_Exercise inputs_.
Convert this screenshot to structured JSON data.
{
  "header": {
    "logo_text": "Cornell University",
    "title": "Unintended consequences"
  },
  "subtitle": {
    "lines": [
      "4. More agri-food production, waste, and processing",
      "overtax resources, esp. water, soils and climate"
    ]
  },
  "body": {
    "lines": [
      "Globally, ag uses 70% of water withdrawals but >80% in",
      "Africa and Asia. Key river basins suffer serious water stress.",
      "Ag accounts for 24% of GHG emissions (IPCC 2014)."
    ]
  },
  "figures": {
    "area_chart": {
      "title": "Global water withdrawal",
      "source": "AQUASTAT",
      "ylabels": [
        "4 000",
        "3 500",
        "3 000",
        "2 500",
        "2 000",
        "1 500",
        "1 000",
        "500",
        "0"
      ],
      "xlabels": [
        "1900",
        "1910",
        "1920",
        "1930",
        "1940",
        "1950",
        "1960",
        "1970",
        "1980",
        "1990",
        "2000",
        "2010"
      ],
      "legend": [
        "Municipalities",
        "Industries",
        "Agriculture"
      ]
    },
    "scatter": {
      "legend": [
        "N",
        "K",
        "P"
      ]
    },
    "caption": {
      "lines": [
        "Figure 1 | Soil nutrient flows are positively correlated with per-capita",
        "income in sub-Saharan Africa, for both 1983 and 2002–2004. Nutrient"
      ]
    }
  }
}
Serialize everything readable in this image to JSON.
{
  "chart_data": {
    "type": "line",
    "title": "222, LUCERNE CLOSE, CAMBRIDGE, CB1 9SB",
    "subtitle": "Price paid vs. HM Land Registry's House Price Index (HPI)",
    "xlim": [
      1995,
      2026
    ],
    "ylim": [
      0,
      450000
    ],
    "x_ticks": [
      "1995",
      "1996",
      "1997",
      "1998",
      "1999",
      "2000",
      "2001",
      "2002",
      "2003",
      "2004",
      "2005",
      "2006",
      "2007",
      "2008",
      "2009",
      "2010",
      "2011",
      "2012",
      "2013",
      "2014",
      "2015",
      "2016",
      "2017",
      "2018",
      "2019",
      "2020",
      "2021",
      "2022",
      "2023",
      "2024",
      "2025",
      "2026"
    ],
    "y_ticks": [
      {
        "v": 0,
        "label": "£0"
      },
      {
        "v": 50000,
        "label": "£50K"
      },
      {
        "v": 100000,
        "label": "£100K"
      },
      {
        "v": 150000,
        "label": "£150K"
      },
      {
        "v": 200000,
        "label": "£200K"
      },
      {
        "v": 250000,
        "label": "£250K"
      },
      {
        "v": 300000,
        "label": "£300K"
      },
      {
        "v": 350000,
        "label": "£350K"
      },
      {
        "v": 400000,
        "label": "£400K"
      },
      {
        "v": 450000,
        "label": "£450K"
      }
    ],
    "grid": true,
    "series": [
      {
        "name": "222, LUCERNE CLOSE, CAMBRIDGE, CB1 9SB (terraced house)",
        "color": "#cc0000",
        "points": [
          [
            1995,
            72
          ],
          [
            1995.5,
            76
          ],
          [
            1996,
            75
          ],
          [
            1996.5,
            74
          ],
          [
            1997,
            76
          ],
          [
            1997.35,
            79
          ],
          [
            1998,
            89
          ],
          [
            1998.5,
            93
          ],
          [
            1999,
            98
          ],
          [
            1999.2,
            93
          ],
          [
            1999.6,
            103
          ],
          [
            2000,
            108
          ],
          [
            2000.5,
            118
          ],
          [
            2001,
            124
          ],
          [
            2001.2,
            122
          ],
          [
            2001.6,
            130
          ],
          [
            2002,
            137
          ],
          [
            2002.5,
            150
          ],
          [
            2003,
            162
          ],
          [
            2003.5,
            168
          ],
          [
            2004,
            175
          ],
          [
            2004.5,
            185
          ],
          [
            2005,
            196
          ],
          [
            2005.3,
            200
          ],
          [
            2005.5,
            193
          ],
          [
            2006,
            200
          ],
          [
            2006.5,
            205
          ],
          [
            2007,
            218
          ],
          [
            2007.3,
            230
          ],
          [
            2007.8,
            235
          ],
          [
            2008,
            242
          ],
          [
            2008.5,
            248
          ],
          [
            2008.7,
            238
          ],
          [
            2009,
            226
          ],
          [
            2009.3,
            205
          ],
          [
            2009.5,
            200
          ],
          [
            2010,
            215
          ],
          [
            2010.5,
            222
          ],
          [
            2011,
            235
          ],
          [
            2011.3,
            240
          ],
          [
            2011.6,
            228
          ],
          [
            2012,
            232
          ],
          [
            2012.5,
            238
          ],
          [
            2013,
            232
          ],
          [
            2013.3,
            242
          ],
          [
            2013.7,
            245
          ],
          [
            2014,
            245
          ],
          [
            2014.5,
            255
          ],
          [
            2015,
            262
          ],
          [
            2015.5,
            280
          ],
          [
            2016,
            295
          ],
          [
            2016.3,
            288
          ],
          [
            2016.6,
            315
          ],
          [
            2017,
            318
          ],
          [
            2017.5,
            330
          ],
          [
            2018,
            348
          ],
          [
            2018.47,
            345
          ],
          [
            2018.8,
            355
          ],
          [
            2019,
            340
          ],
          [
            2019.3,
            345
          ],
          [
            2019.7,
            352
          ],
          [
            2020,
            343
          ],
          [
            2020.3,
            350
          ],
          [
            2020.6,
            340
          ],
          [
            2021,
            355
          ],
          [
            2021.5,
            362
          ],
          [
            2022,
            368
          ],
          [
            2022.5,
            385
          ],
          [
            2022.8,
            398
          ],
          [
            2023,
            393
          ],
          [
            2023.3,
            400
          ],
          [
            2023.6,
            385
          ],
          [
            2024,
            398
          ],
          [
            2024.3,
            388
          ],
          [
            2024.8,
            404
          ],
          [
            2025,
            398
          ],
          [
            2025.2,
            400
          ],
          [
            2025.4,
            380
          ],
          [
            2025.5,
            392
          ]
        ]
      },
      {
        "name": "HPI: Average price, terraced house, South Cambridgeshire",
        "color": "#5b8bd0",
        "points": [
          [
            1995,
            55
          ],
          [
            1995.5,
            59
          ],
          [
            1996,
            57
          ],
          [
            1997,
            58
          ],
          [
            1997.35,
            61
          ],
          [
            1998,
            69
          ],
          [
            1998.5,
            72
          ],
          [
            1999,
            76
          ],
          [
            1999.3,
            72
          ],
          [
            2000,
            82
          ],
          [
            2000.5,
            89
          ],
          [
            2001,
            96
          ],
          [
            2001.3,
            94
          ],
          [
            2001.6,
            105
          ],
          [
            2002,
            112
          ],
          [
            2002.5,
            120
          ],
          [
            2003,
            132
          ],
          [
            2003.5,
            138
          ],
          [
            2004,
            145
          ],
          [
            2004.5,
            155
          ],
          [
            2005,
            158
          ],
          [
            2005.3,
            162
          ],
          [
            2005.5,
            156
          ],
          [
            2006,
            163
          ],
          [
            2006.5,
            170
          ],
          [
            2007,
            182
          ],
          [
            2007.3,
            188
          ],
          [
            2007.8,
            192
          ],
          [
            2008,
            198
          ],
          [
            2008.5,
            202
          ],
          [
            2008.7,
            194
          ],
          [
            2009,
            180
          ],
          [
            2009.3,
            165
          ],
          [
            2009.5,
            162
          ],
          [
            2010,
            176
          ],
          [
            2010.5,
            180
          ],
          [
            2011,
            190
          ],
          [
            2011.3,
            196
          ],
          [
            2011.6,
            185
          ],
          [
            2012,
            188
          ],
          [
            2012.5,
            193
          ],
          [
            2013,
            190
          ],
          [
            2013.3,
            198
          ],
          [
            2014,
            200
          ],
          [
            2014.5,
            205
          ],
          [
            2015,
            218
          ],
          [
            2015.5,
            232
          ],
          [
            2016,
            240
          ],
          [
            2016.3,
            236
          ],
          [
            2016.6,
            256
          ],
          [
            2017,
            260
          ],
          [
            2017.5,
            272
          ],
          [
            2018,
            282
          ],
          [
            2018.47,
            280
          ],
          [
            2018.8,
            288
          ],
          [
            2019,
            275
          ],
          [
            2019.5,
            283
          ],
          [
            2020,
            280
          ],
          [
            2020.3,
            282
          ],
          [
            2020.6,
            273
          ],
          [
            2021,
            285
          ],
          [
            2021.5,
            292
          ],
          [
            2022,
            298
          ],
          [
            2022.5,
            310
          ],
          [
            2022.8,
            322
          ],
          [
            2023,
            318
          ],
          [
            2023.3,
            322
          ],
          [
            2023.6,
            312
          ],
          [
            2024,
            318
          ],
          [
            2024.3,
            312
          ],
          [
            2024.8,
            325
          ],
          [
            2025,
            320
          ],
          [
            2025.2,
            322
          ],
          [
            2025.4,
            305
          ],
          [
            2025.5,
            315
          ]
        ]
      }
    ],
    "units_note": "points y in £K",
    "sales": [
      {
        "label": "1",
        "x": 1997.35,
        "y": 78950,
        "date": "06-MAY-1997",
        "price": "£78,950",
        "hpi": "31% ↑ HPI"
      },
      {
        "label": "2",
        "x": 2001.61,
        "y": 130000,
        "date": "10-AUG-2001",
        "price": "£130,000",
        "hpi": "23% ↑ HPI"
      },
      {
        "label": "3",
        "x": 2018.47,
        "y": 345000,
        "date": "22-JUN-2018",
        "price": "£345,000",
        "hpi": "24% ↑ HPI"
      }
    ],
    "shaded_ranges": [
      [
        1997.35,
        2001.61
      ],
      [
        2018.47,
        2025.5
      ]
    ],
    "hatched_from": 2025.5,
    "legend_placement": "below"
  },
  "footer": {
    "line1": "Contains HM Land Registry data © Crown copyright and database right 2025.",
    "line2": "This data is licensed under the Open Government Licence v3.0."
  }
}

_Requirements_.
Gather each line holding the string "terraced".

_The solution_.
        "name": "222, LUCERNE CLOSE, CAMBRIDGE, CB1 9SB (terraced house)",
        "name": "HPI: Average price, terraced house, South Cambridgeshire",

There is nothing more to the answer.